**YOUR TASK:** Restate the entries word for word, omitting nothing.

**DATASET ROWS:**
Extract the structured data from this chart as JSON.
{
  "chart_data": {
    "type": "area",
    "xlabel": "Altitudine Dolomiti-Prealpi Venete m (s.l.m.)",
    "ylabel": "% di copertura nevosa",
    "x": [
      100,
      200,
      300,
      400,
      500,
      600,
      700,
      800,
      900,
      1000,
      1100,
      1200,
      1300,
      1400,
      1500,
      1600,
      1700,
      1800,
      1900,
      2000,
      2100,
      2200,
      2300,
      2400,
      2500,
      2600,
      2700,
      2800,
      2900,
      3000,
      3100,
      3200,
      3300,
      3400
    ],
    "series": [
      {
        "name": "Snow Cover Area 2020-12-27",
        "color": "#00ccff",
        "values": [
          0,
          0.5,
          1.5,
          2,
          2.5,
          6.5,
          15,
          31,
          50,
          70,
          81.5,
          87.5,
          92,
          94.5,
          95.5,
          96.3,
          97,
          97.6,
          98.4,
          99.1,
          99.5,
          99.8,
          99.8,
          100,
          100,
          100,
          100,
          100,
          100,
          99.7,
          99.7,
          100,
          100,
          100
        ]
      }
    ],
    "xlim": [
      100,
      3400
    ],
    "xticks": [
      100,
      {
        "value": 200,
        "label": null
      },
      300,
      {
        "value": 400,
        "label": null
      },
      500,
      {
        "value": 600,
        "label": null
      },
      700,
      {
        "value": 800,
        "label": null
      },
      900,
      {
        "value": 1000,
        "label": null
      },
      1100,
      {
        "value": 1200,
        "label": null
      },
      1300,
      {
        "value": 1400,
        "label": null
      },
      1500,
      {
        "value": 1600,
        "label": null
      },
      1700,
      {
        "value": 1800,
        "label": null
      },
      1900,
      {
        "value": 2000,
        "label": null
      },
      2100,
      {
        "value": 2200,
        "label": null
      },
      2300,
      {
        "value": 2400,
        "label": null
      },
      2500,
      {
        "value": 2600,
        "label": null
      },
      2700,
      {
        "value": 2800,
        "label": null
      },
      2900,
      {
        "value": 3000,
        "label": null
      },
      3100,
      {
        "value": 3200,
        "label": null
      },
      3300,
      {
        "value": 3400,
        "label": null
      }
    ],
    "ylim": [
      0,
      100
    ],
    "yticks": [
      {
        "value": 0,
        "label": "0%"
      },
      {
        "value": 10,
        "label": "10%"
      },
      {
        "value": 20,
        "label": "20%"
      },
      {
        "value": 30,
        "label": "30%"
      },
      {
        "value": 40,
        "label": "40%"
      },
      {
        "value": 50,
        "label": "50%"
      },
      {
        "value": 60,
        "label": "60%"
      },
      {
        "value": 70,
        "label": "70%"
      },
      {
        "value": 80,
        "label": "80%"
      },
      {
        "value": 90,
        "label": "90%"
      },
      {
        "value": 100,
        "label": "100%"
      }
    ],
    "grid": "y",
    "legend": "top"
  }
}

**SOLUTION TO THIS EXERCISE:**
Extract the structured data from this chart as JSON.
{
  "chart_data": {
    "type": "area",
    "xlabel": "Altitudine Dolomiti-Prealpi Venete m (s.l.m.)",
    "ylabel": "% di copertura nevosa",
    "x": [
      100,
      200,
      300,
      400,
      500,
      600,
      700,
      800,
      900,
      1000,
      1100,
      1200,
      1300,
      1400,
      1500,
      1600,
      1700,
      1800,
      1900,
      2000,
      2100,
      2200,
      2300,
      2400,
      2500,
      2600,
      2700,
      2800,
      2900,
      3000,
      3100,
      3200,
      3300,
      3400
    ],
    "series": [
      {
        "name": "Snow Cover Area 2020-12-27",
        "color": "#00ccff",
        "values": [
          0,
          0.5,
          1.5,
          2,
          2.5,
          6.5,
          15,
          31,
          50,
          70,
          81.5,
          87.5,
          92,
          94.5,
          95.5,
          96.3,
          97,
          97.6,
          98.4,
          99.1,
          99.5,
          99.8,
          99.8,
          100,
          100,
          100,
          100,
          100,
          100,
          99.7,
          99.7,
          100,
          100,
          100
        ]
      }
    ],
    "xlim": [
      100,
      3400
    ],
    "xticks": [
      100,
      {
        "value": 200,
        "label": null
      },
      300,
      {
        "value": 400,
        "label": null
      },
      500,
      {
        "value": 600,
        "label": null
      },
      700,
      {
        "value": 800,
        "label": null
      },
      900,
      {
        "value": 1000,
        "label": null
      },
      1100,
      {
        "value": 1200,
        "label": null
      },
      1300,
      {
        "value": 1400,
        "label": null
      },
      1500,
      {
        "value": 1600,
        "label": null
      },
      1700,
      {
        "value": 1800,
        "label": null
      },
      1900,
      {
        "value": 2000,
        "label": null
      },
      2100,
      {
        "value": 2200,
        "label": null
      },
      2300,
      {
        "value": 2400,
        "label": null
      },
      2500,
      {
        "value": 2600,
        "label": null
      },
      2700,
      {
        "value": 2800,
        "label": null
      },
      2900,
      {
        "value": 3000,
        "label": null
      },
      3100,
      {
        "value": 3200,
        "label": null
      },
      3300,
      {
        "value": 3400,
        "label": null
      }
    ],
    "ylim": [
      0,
      100
    ],
    "yticks": [
      {
        "value": 0,
        "label": "0%"
      },
      {
        "value": 10,
        "label": "10%"
      },
      {
        "value": 20,
        "label": "20%"
      },
      {
        "value": 30,
        "label": "30%"
      },
      {
        "value": 40,
        "label": "40%"
      },
      {
        "value": 50,
        "label": "50%"
      },
      {
        "value": 60,
        "label": "60%"
      },
      {
        "value": 70,
        "label": "70%"
      },
      {
        "value": 80,
        "label": "80%"
      },
      {
        "value": 90,
        "label": "90%"
      },
      {
        "value": 100,
        "label": "100%"
      }
    ],
    "grid": "y",
    "legend": "top"
  }
}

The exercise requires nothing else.